(begin)

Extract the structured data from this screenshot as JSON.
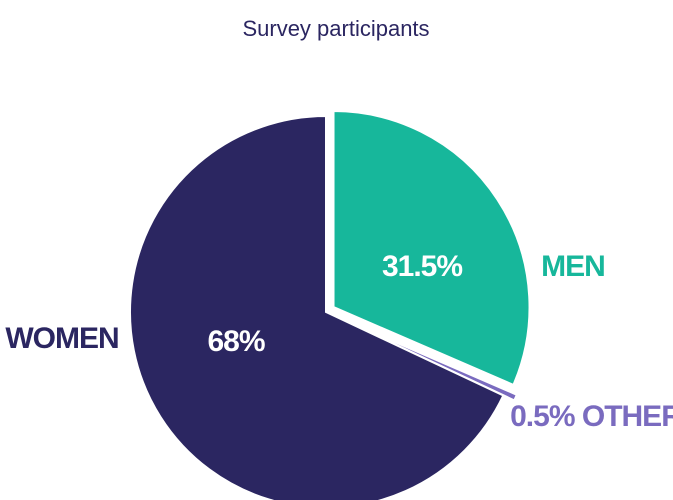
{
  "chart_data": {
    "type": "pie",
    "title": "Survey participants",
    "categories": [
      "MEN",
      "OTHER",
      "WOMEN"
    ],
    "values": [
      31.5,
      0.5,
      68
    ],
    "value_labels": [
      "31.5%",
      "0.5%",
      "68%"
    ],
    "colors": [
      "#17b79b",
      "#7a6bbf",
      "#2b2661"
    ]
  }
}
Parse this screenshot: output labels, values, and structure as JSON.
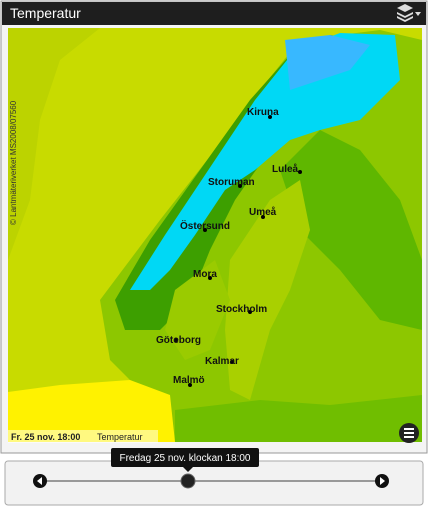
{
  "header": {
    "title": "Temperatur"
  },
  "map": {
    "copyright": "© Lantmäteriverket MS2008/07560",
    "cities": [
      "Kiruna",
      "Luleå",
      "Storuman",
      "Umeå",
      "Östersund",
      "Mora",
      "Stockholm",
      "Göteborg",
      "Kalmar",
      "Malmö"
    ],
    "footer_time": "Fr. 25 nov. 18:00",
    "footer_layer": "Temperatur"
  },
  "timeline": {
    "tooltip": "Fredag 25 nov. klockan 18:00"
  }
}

(end)

**Task goal:**
Reproduce every entry word for word, but omit the pictures.

**Exercise response:**
Extract the structured data from this screenshot as JSON.
{
  "chart_data": {
    "type": "pie",
    "title": "Survey participants",
    "categories": [
      "MEN",
      "OTHER",
      "WOMEN"
    ],
    "values": [
      31.5,
      0.5,
      68
    ],
    "value_labels": [
      "31.5%",
      "0.5%",
      "68%"
    ],
    "colors": [
      "#17b79b",
      "#7a6bbf",
      "#2b2661"
    ]
  }
}
Parse this screenshot: output labels, values, and structure as JSON.
{
  "header": {
    "title": "Temperatur"
  },
  "map": {
    "copyright": "© Lantmäteriverket MS2008/07560",
    "cities": [
      "Kiruna",
      "Luleå",
      "Storuman",
      "Umeå",
      "Östersund",
      "Mora",
      "Stockholm",
      "Göteborg",
      "Kalmar",
      "Malmö"
    ],
    "footer_time": "Fr. 25 nov. 18:00",
    "footer_layer": "Temperatur"
  },
  "timeline": {
    "tooltip": "Fredag 25 nov. klockan 18:00"
  }
}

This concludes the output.